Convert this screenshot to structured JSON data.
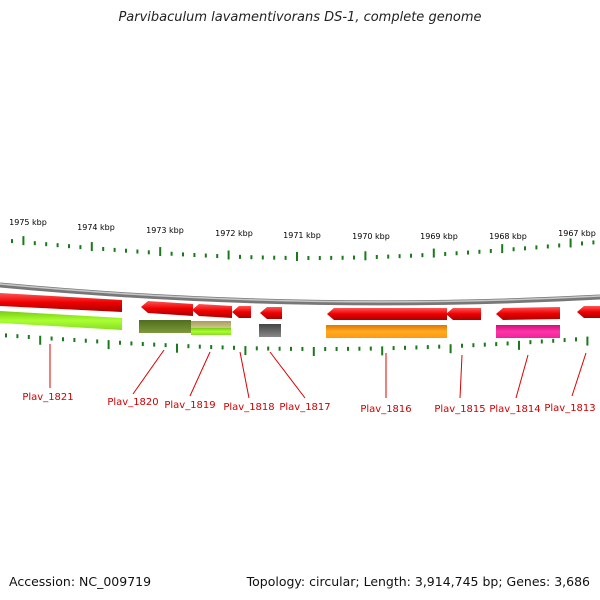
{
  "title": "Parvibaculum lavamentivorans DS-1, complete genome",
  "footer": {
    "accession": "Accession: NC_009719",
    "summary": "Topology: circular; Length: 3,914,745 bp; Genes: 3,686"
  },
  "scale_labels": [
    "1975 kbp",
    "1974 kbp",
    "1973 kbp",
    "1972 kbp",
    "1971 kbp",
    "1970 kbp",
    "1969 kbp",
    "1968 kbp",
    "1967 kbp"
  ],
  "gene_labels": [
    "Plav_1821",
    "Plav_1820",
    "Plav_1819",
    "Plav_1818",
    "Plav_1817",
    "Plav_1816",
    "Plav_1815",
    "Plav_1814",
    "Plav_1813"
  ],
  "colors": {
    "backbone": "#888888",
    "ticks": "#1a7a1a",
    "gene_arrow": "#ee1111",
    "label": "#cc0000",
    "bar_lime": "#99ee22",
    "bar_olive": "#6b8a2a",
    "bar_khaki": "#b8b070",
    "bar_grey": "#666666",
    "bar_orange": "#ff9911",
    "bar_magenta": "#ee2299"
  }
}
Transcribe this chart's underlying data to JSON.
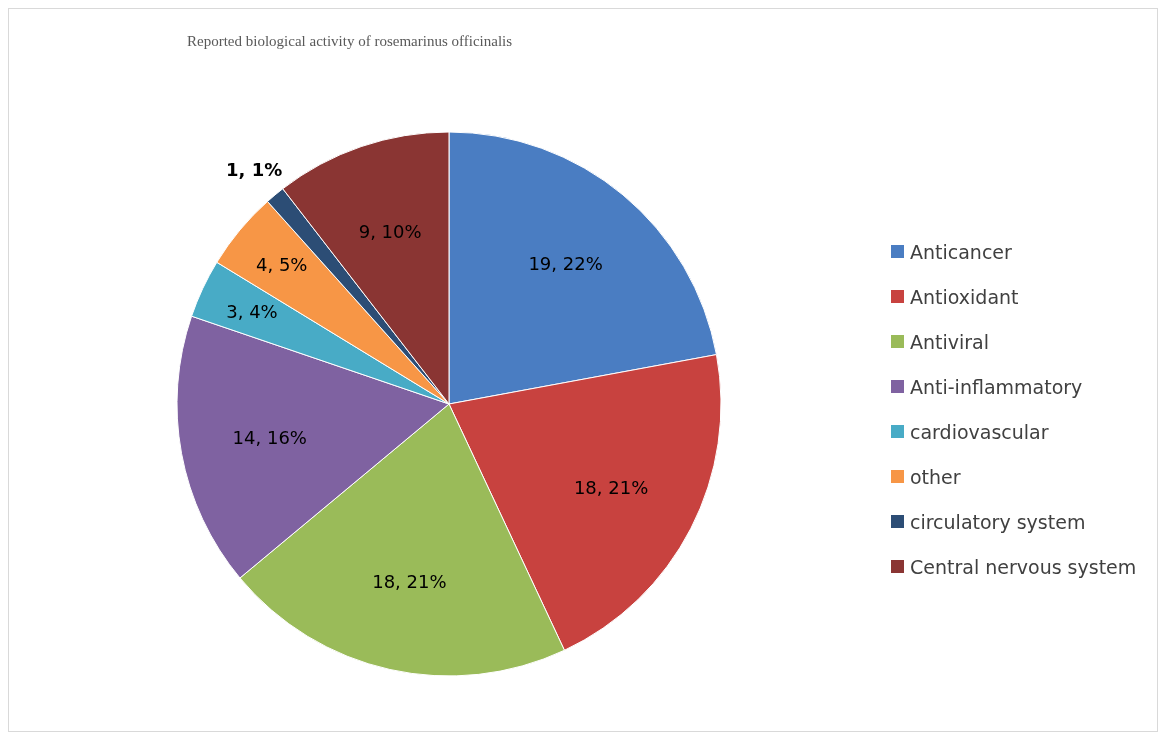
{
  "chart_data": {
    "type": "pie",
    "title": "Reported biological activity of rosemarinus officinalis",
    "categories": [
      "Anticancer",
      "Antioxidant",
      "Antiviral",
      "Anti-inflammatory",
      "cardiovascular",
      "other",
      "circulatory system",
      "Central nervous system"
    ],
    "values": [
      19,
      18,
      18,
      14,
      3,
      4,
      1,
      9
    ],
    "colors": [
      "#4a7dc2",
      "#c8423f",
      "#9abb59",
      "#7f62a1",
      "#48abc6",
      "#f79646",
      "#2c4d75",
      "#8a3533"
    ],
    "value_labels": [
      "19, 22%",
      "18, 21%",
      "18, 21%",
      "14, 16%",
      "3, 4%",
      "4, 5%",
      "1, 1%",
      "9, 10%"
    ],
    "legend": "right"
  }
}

__________

### Task goal
Search the data above for the string "this". Report every line where it is found.

### Exercise answer
Convert this screenshot to structured JSON data.
Transcribe this chart's underlying data to JSON.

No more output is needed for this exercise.